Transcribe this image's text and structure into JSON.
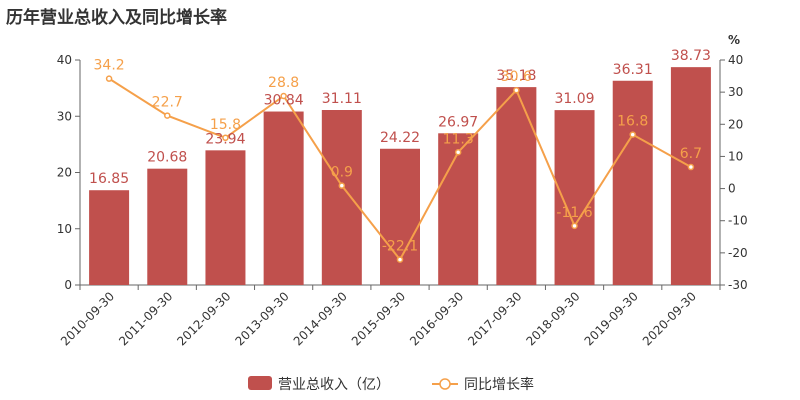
{
  "title": "历年营业总收入及同比增长率",
  "colors": {
    "bar": "#c0504d",
    "line": "#f5a04a",
    "axis": "#666666",
    "text": "#333333"
  },
  "chart_data": {
    "type": "bar",
    "categories": [
      "2010-09-30",
      "2011-09-30",
      "2012-09-30",
      "2013-09-30",
      "2014-09-30",
      "2015-09-30",
      "2016-09-30",
      "2017-09-30",
      "2018-09-30",
      "2019-09-30",
      "2020-09-30"
    ],
    "series": [
      {
        "name": "营业总收入（亿）",
        "type": "bar",
        "axis": "left",
        "values": [
          16.85,
          20.68,
          23.94,
          30.84,
          31.11,
          24.22,
          26.97,
          35.18,
          31.09,
          36.31,
          38.73
        ],
        "labels": [
          "16.85",
          "20.68",
          "23.94",
          "30.84",
          "31.11",
          "24.22",
          "26.97",
          "35.18",
          "31.09",
          "36.31",
          "38.73"
        ]
      },
      {
        "name": "同比增长率",
        "type": "line",
        "axis": "right",
        "values": [
          34.2,
          22.7,
          15.8,
          28.8,
          0.9,
          -22.1,
          11.3,
          30.6,
          -11.6,
          16.8,
          6.7
        ],
        "labels": [
          "34.2",
          "22.7",
          "15.8",
          "28.8",
          "0.9",
          "-22.1",
          "11.3",
          "30.6",
          "-11.6",
          "16.8",
          "6.7"
        ]
      }
    ],
    "left_axis": {
      "ylim": [
        0,
        40
      ],
      "ticks": [
        "0",
        "10",
        "20",
        "30",
        "40"
      ]
    },
    "right_axis": {
      "ylim": [
        -30,
        40
      ],
      "ticks": [
        "-30",
        "-20",
        "-10",
        "0",
        "10",
        "20",
        "30",
        "40"
      ],
      "unit": "%"
    },
    "legend": {
      "position": "bottom-center"
    },
    "grid": false
  }
}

◆ To do ◆
Quote all the lines above exactly as given. Do not include the pictures.

◆ In response ◆
Transcribe this image's text and structure into JSON.
{
  "title": "历年营业总收入及同比增长率",
  "colors": {
    "bar": "#c0504d",
    "line": "#f5a04a",
    "axis": "#666666",
    "text": "#333333"
  },
  "chart_data": {
    "type": "bar",
    "categories": [
      "2010-09-30",
      "2011-09-30",
      "2012-09-30",
      "2013-09-30",
      "2014-09-30",
      "2015-09-30",
      "2016-09-30",
      "2017-09-30",
      "2018-09-30",
      "2019-09-30",
      "2020-09-30"
    ],
    "series": [
      {
        "name": "营业总收入（亿）",
        "type": "bar",
        "axis": "left",
        "values": [
          16.85,
          20.68,
          23.94,
          30.84,
          31.11,
          24.22,
          26.97,
          35.18,
          31.09,
          36.31,
          38.73
        ],
        "labels": [
          "16.85",
          "20.68",
          "23.94",
          "30.84",
          "31.11",
          "24.22",
          "26.97",
          "35.18",
          "31.09",
          "36.31",
          "38.73"
        ]
      },
      {
        "name": "同比增长率",
        "type": "line",
        "axis": "right",
        "values": [
          34.2,
          22.7,
          15.8,
          28.8,
          0.9,
          -22.1,
          11.3,
          30.6,
          -11.6,
          16.8,
          6.7
        ],
        "labels": [
          "34.2",
          "22.7",
          "15.8",
          "28.8",
          "0.9",
          "-22.1",
          "11.3",
          "30.6",
          "-11.6",
          "16.8",
          "6.7"
        ]
      }
    ],
    "left_axis": {
      "ylim": [
        0,
        40
      ],
      "ticks": [
        "0",
        "10",
        "20",
        "30",
        "40"
      ]
    },
    "right_axis": {
      "ylim": [
        -30,
        40
      ],
      "ticks": [
        "-30",
        "-20",
        "-10",
        "0",
        "10",
        "20",
        "30",
        "40"
      ],
      "unit": "%"
    },
    "legend": {
      "position": "bottom-center"
    },
    "grid": false
  }
}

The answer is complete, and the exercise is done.